# START OF TASK INPUTS
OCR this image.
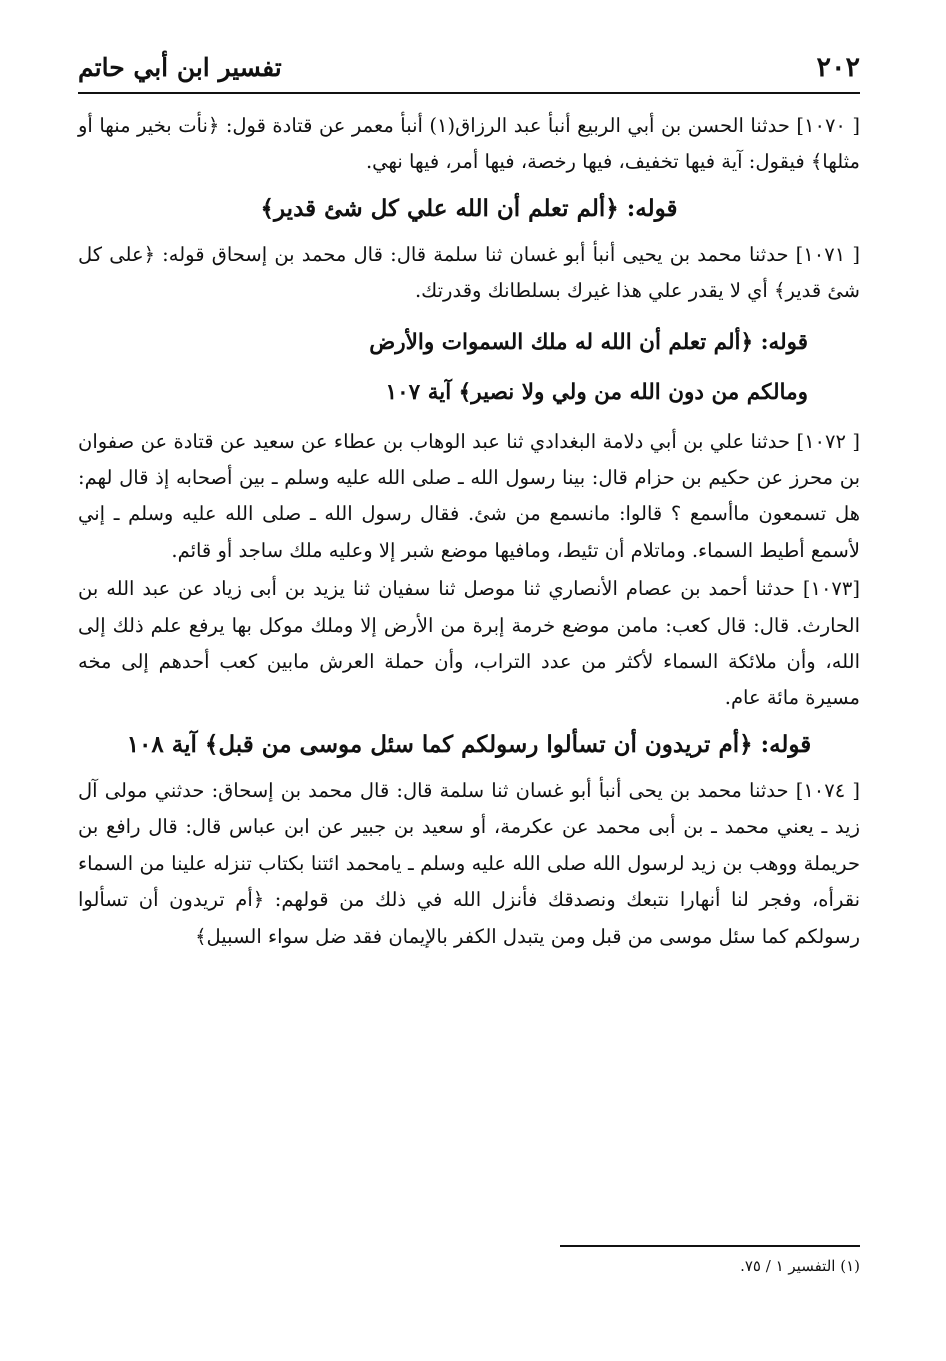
٢٠٢
تفسير ابن أبي حاتم

[ ١٠٧٠] حدثنا الحسن بن أبي الربيع أنبأ عبد الرزاق(١) أنبأ معمر عن قتادة قول: ﴿نأت بخير منها أو مثلها﴾ فيقول: آية فيها تخفيف، فيها رخصة، فيها أمر، فيها نهي.

قوله: ﴿ألم تعلم أن الله علي كل شئ قدير﴾

[ ١٠٧١] حدثنا محمد بن يحيى أنبأ أبو غسان ثنا سلمة قال: قال محمد بن إسحاق قوله: ﴿على كل شئ قدير﴾ أي لا يقدر علي هذا غيرك بسلطانك وقدرتك.

قوله: ﴿ألم تعلم أن الله له ملك السموات والأرض
ومالكم من دون الله من ولي ولا نصير﴾ آية ١٠٧

[ ١٠٧٢] حدثنا علي بن أبي دلامة البغدادي ثنا عبد الوهاب بن عطاء عن سعيد عن قتادة عن صفوان بن محرز عن حكيم بن حزام قال: بينا رسول الله ـ صلى الله عليه وسلم ـ بين أصحابه إذ قال لهم: هل تسمعون ماأسمع ؟ قالوا: مانسمع من شئ. فقال رسول الله ـ صلى الله عليه وسلم ـ إني لأسمع أطيط السماء. وماتلام أن تئيط، ومافيها موضع شبر إلا وعليه ملك ساجد أو قائم.

[١٠٧٣] حدثنا أحمد بن عصام الأنصاري ثنا موصل ثنا سفيان ثنا يزيد بن أبى زياد عن عبد الله بن الحارث. قال: قال كعب: مامن موضع خرمة إبرة من الأرض إلا وملك موكل بها يرفع علم ذلك إلى الله، وأن ملائكة السماء لأكثر من عدد التراب، وأن حملة العرش مابين كعب أحدهم إلى مخه مسيرة مائة عام.

قوله: ﴿أم تريدون أن تسألوا رسولكم كما سئل موسى من قبل﴾ آية ١٠٨

[ ١٠٧٤] حدثنا محمد بن يحى أنبأ أبو غسان ثنا سلمة قال: قال محمد بن إسحاق: حدثني مولى آل زيد ـ يعني محمد ـ بن أبى محمد عن عكرمة، أو سعيد بن جبير عن ابن عباس قال: قال رافع بن حريملة ووهب بن زيد لرسول الله صلى الله عليه وسلم ـ يامحمد ائتنا بكتاب تنزله علينا من السماء نقرأه، وفجر لنا أنهارا نتبعك ونصدقك فأنزل الله في ذلك من قولهم: ﴿أم تريدون أن تسألوا رسولكم كما سئل موسى من قبل ومن يتبدل الكفر بالإيمان فقد ضل سواء السبيل﴾

(١) التفسير ١ / ٧٥.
# END OF TASK INPUTS
REQUIREMENTS — Show all lines from the data above in which the word "غسان" appears.

SOLUTION TO THIS TASK —
[ ١٠٧١] حدثنا محمد بن يحيى أنبأ أبو غسان ثنا سلمة قال: قال محمد بن إسحاق قوله: ﴿على كل شئ قدير﴾ أي لا يقدر علي هذا غيرك بسلطانك وقدرتك.
[ ١٠٧٤] حدثنا محمد بن يحى أنبأ أبو غسان ثنا سلمة قال: قال محمد بن إسحاق: حدثني مولى آل زيد ـ يعني محمد ـ بن أبى محمد عن عكرمة، أو سعيد بن جبير عن ابن عباس قال: قال رافع بن حريملة ووهب بن زيد لرسول الله صلى الله عليه وسلم ـ يامحمد ائتنا بكتاب تنزله علينا من السماء نقرأه، وفجر لنا أنهارا نتبعك ونصدقك فأنزل الله في ذلك من قولهم: ﴿أم تريدون أن تسألوا رسولكم كما سئل موسى من قبل ومن يتبدل الكفر بالإيمان فقد ضل سواء السبيل﴾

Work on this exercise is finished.